Please list all lines of the material below in which the string "fils" occurs.
***
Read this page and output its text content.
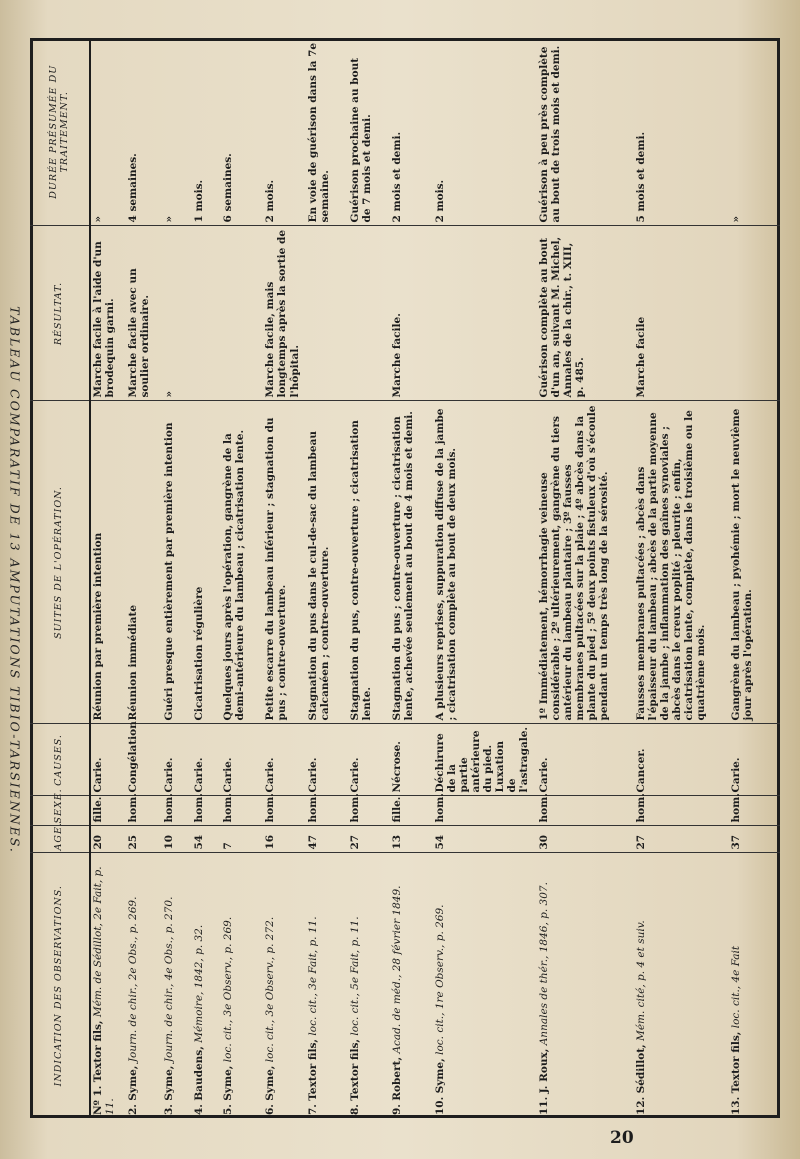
TABLEAU COMPARATIF DE 13 AMPUTATIONS TIBIO-TARSIENNES.
INDICATION DES OBSERVATIONS.	AGE.	SEXE.	CAUSES.	SUITES DE L'OPÉRATION.	RÉSULTAT.	DURÉE PRÉSUMÉE DU TRAITEMENT.
Nº 1. Textor fils, Mém. de Sédillot, 2e Fait, p. 11.	20	fille.	Carie.	Réunion par première intention	Marche facile à l'aide d'un brodequin garni.	»
2. Syme, Journ. de chir., 2e Obs., p. 269.	25	hom.	Congélation	Réunion immédiate	Marche facile avec un soulier ordinaire.	4 semaines.
3. Syme, Journ. de chir., 4e Obs., p. 270.	10	hom.	Carie.	Guéri presque entièrement par première intention	»	»
4. Baudens, Mémoire, 1842, p. 32.	54	hom.	Carie.	Cicatrisation régulière		1 mois.
5. Syme, loc. cit., 3e Observ., p. 269.	7	hom.	Carie.	Quelques jours après l'opération, gangrène de la demi-antérieure du lambeau ; cicatrisation lente.		6 semaines.
6. Syme, loc. cit., 3e Observ., p. 272.	16	hom.	Carie.	Petite escarre du lambeau inférieur ; stagnation du pus ; contre-ouverture.	Marche facile, mais longtemps après la sortie de l'hôpital.	2 mois.
7. Textor fils, loc. cit., 3e Fait, p. 11.	47	hom.	Carie.	Stagnation du pus dans le cul-de-sac du lambeau calcanéen ; contre-ouverture.		En voie de guérison dans la 7e semaine.
8. Textor fils, loc. cit., 5e Fait, p. 11.	27	hom.	Carie.	Stagnation du pus, contre-ouverture ; cicatrisation lente.		Guérison prochaine au bout de 7 mois et demi.
9. Robert, Acad. de méd., 28 février 1849.	13	fille.	Nécrose.	Stagnation du pus ; contre-ouverture ; cicatrisation lente, achevée seulement au bout de 4 mois et demi.	Marche facile.	2 mois et demi.
10. Syme, loc. cit., 1re Observ., p. 269.	54	hom.	Déchirure de la partie antérieure du pied. Luxation de l'astragale.	A plusieurs reprises, suppuration diffuse de la jambe ; cicatrisation complète au bout de deux mois.		2 mois.
11. J. Roux, Annales de thér., 1846, p. 307.	30	hom.	Carie.	1º Immédiatement, hémorrhagie veineuse considérable ; 2º ultérieurement, gangrène du tiers antérieur du lambeau plantaire ; 3º fausses membranes pultacées sur la plaie ; 4º abcès dans la plante du pied ; 5º deux points fistuleux d'où s'écoule pendant un temps très long de la sérosité.	Guérison complète au bout d'un an, suivant M. Michel, Annales de la chir., t. XIII, p. 485.	Guérison à peu près complète au bout de trois mois et demi.
12. Sédillot, Mém. cité, p. 4 et suiv.	27	hom.	Cancer.	Fausses membranes pultacées ; abcès dans l'épaisseur du lambeau ; abcès de la partie moyenne de la jambe ; inflammation des gaînes synoviales ; abcès dans le creux poplité ; pleurite ; enfin, cicatrisation lente, complète, dans le troisième ou le quatrième mois.	Marche facile	5 mois et demi.
13. Textor fils, loc. cit., 4e Fait	37	hom.	Carie.	Gangrène du lambeau ; pyohémie ; mort le neuvième jour après l'opération.		»
20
***
Finished answer ->
Nº 1. Textor fils, Mém. de Sédillot, 2e Fait, p. 11.	20	fille.	Carie.	Réunion par première intention	Marche facile à l'aide d'un brodequin garni.	»
7. Textor fils, loc. cit., 3e Fait, p. 11.	47	hom.	Carie.	Stagnation du pus dans le cul-de-sac du lambeau calcanéen ; contre-ouverture.		En voie de guérison dans la 7e semaine.
8. Textor fils, loc. cit., 5e Fait, p. 11.	27	hom.	Carie.	Stagnation du pus, contre-ouverture ; cicatrisation lente.		Guérison prochaine au bout de 7 mois et demi.
13. Textor fils, loc. cit., 4e Fait	37	hom.	Carie.	Gangrène du lambeau ; pyohémie ; mort le neuvième jour après l'opération.		»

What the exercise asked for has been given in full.